In the text on silver halide photography, what happens to image graininess when larger silver halide grains are used?

Source document

-- START --

It is known in silver halide photography and is apparent from the mechanism of latent image formation described above that the speed of silver halide emulsions generally increases as a function of the average silver halide grain size. It is also known that larger silver halide grains produce images exhibiting greater graininess. Ordinary silver halide photographic elements employ silver halide grains whose size is chosen to strike the desired balance between speed and graininess for the intended end use. For example, in forming photographic images intended to be enlarged many times, graininess must be low. On the other hand, radiographic elements generally employ coarse silver halide grains in order to achieve the highest possible speeds consistent with necessary image resolution. It is further known in the photographic arts that techniques which increase the speed of a photographic element without increasing image graininess can be used to decrease image graininess or can be traded off in element design to improve some combination of speed and graininess. Conversely, techniques which improve image graininess without decreasing photographic speed can be used to improve speed or to improve a combination of speed and graininess.
It has been recognized and reported in the art that some photodetectors exhibit detective quantum efficiencies which are superior to those of silver halide photographic elements. A study of the basic properties of conventional silver halide photographic elements shows that this is largely due to the binary, on-off nature of individual silver halide grains, rather than their low quantum sensitivity. This is discussed, for example, by Shaw, "Multilevel Grains and the Ideal Photographic Detector", Photographic Science and Engineering, Vol. 16, No. 3, May/June 1972, pp. 192-200. What is meant by the on-off nature of silver halide grains is that once a latent image site is formed on a silver halide grain, it becomes entirely developable. Ordinarily development is independent of the amount of light which has struck the grain above a threshold, latent image forming amount. The silver halide grain produces exactly the same product upon development whether it has absorbed many photons and formed several latent image sites or absorbed only the minimum number of photons to produce a single latent image site.
The silver halide emulsion component 416 can employ very large, very high speed silver halide grains. Upon exposure by light or X-rays, for instance, latent image sites are formed in and on the silver halide grains. Some grains may have only one latent image site, some many and some none. However, the number of latent image sites formed within a single reaction microvessel 408 is related to the amount of exposing radiation. Because the silver halide grains are relatively coarse, their speed is relatively high. Because the number of latent image sites within each microvessel is directly related to the amount of exposure that the microvessel has received, the potential is present for a high detective quantum efficiency, provided this information is not lost in development.

-- END --

Dataset content

-- START --

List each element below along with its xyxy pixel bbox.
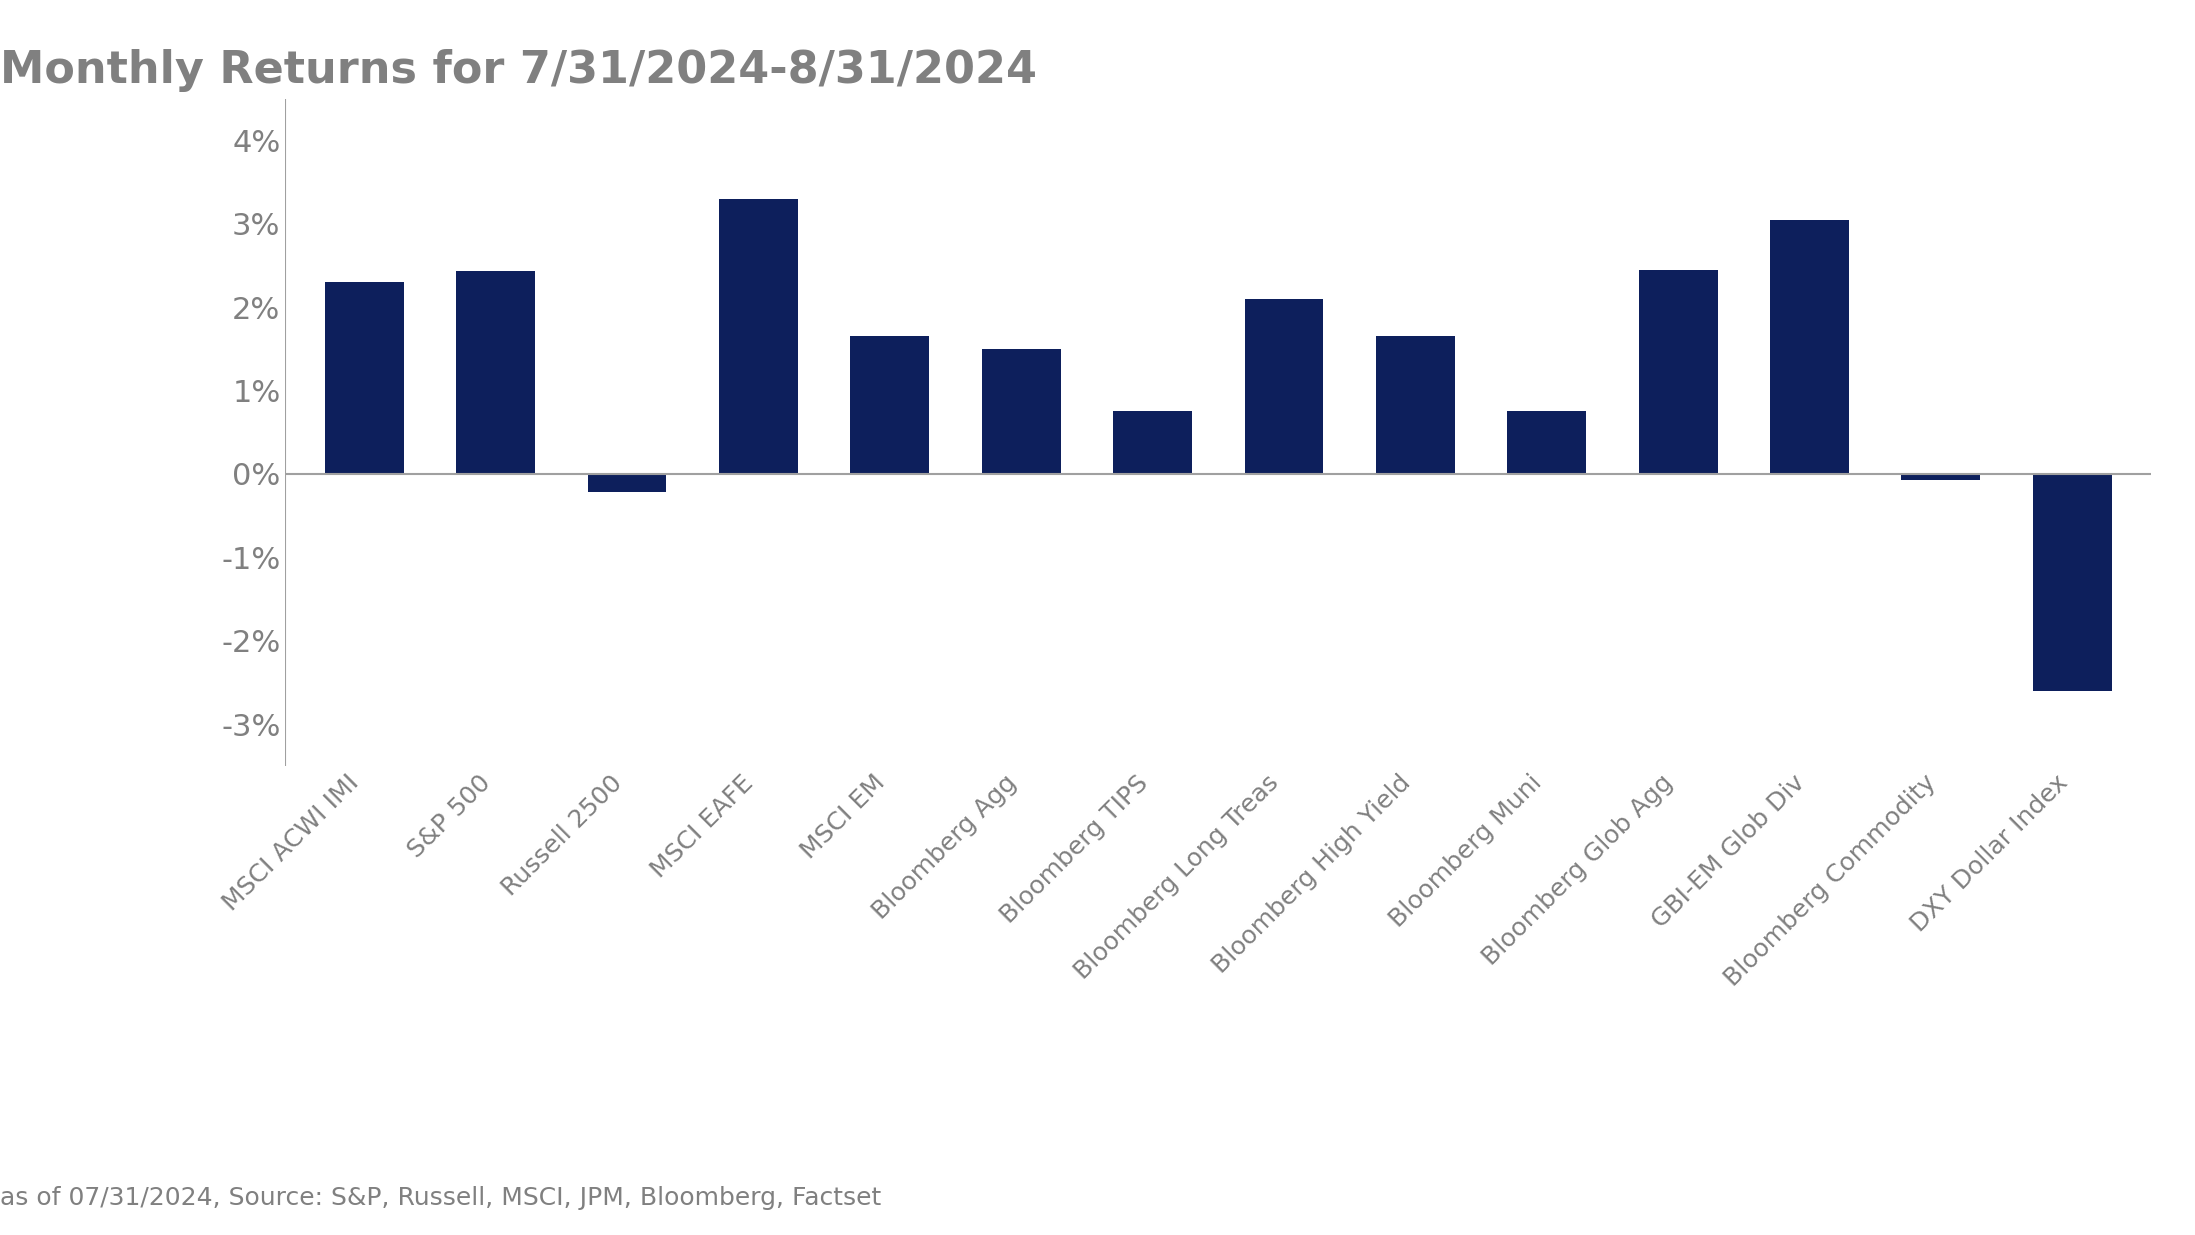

-- END --

Solution for this exercise
Larger silver halide grains produce images with greater graininess.